[Items from a dataset]

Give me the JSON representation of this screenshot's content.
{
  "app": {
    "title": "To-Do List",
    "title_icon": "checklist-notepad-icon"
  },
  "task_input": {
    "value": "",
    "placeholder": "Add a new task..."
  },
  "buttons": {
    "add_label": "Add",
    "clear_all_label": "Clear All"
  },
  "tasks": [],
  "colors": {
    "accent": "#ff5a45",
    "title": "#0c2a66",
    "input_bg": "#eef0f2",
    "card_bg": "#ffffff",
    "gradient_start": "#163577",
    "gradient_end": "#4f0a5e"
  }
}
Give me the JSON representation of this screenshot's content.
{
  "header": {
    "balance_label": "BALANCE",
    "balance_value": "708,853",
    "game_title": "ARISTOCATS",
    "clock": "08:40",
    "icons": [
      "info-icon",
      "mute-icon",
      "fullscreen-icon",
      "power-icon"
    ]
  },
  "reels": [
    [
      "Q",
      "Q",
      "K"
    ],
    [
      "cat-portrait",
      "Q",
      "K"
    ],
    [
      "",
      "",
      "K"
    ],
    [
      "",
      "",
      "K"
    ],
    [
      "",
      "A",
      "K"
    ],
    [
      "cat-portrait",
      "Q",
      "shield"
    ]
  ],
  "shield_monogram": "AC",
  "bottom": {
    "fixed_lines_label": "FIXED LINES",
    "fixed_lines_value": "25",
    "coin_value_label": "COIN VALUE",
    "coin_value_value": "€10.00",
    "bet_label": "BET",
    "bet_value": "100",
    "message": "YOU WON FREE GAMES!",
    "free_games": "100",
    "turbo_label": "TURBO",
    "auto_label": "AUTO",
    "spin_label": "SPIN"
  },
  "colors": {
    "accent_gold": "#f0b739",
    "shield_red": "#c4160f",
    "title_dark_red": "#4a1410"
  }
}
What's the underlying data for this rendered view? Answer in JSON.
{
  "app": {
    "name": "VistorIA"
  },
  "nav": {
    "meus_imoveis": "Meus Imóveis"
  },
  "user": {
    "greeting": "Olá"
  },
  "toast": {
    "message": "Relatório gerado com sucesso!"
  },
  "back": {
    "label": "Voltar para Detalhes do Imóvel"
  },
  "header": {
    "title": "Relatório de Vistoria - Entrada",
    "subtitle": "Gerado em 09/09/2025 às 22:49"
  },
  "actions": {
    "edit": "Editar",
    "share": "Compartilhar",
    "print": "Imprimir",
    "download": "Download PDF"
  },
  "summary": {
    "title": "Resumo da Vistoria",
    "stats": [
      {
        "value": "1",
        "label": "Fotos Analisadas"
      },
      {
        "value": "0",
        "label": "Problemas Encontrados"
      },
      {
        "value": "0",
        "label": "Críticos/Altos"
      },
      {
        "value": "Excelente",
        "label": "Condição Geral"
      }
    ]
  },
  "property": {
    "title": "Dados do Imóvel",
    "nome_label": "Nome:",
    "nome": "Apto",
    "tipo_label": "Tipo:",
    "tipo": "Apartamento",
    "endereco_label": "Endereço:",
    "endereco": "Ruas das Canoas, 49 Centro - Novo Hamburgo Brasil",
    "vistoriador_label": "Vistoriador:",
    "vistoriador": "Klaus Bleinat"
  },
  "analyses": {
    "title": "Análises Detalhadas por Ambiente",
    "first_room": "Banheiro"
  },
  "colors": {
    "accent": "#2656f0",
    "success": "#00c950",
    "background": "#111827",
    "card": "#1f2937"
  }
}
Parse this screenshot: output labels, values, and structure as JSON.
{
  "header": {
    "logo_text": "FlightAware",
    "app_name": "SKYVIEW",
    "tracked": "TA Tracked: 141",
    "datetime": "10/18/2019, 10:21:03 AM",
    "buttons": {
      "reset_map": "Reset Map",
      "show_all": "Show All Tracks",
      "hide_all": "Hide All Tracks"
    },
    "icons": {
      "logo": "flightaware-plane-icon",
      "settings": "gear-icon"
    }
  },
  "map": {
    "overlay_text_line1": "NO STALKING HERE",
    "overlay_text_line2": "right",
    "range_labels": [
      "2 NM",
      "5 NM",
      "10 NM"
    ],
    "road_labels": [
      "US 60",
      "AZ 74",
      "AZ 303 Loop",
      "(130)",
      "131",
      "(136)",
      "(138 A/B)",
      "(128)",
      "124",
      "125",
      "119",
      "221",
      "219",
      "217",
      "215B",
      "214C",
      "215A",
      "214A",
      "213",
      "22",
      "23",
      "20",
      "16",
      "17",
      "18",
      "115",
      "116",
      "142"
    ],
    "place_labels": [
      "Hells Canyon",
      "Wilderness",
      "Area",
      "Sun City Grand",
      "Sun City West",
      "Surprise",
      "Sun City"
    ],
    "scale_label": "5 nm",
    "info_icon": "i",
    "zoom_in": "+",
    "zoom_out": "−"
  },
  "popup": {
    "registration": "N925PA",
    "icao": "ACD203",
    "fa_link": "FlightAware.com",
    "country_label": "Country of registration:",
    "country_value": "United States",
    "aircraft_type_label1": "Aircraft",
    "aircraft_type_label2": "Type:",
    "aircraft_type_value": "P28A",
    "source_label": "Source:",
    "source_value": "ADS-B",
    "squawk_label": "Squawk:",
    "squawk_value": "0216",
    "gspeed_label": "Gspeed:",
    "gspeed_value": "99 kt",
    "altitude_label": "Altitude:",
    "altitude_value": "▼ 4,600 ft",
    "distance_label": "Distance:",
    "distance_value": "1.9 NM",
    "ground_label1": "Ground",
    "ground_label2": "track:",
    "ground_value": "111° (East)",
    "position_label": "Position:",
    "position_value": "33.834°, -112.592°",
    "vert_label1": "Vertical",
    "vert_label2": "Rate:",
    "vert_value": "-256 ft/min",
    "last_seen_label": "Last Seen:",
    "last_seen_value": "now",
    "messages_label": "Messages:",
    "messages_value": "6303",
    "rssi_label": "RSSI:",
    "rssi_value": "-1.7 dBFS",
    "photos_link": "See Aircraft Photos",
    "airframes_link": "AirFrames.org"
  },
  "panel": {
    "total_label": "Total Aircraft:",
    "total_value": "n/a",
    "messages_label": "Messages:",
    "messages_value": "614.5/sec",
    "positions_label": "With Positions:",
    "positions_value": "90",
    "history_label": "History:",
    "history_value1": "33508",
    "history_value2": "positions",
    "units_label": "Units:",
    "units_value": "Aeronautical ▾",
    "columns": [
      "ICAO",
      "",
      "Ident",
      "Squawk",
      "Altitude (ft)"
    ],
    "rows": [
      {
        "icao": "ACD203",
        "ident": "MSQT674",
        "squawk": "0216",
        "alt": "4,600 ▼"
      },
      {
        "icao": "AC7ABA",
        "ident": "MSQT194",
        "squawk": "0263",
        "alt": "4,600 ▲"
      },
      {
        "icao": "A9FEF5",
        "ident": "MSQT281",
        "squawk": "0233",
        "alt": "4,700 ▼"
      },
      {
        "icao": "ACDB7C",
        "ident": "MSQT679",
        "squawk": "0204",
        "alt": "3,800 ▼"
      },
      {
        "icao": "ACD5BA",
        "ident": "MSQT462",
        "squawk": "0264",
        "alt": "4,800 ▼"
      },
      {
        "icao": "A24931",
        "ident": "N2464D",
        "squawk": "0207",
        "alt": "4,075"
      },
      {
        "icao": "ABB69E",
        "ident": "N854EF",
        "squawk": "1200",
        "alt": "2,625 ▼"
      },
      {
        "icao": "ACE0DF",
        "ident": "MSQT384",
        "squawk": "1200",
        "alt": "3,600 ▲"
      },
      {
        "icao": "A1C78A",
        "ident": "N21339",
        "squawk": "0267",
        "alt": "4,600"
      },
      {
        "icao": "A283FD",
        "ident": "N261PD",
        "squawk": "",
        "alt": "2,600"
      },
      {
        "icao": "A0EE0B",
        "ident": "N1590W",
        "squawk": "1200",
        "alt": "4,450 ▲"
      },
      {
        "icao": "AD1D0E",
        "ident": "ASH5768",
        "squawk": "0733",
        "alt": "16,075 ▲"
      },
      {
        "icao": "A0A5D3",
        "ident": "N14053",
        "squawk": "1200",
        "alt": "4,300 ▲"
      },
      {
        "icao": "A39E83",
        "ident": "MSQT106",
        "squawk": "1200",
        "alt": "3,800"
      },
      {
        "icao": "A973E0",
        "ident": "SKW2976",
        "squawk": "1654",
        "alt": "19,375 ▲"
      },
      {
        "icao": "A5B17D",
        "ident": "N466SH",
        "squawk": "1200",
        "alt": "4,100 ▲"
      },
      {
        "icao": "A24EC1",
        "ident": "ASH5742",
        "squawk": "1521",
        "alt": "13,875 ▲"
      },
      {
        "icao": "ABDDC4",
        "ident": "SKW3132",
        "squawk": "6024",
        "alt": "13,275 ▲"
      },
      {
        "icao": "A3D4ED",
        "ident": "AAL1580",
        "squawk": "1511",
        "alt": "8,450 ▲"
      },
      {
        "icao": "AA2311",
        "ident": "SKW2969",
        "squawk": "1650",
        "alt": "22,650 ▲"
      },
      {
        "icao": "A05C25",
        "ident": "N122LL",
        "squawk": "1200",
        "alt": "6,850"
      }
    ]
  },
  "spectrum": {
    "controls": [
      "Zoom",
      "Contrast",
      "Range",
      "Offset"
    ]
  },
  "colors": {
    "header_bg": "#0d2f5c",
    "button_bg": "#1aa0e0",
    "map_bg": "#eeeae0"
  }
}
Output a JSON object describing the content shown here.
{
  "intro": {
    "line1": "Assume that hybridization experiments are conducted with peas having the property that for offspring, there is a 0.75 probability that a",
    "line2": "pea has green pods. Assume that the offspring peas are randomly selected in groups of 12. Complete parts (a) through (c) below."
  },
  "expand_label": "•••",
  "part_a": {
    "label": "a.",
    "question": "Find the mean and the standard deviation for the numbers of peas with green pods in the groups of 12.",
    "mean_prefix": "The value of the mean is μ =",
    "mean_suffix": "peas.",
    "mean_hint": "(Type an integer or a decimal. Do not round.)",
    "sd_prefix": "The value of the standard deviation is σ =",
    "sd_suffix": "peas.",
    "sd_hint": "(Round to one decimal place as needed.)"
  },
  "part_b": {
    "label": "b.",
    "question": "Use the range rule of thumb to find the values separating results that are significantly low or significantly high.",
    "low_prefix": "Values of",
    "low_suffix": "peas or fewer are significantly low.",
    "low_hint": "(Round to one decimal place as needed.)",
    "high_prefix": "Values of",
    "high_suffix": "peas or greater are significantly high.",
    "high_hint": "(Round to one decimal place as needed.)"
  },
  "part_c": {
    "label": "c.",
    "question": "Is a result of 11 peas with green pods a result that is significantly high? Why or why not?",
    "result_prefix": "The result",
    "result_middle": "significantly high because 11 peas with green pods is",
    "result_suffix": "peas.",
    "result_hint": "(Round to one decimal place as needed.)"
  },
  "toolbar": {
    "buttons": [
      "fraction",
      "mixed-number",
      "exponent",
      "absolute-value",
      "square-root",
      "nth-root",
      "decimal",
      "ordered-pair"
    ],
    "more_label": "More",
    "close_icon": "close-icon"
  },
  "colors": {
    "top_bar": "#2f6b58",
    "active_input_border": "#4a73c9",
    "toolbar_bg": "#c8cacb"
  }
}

**Set task:** Search the entries for the word "City" and pick out every line that holds it.

**Task answer:**
      "Sun City Grand",
      "Sun City West",
      "Sun City"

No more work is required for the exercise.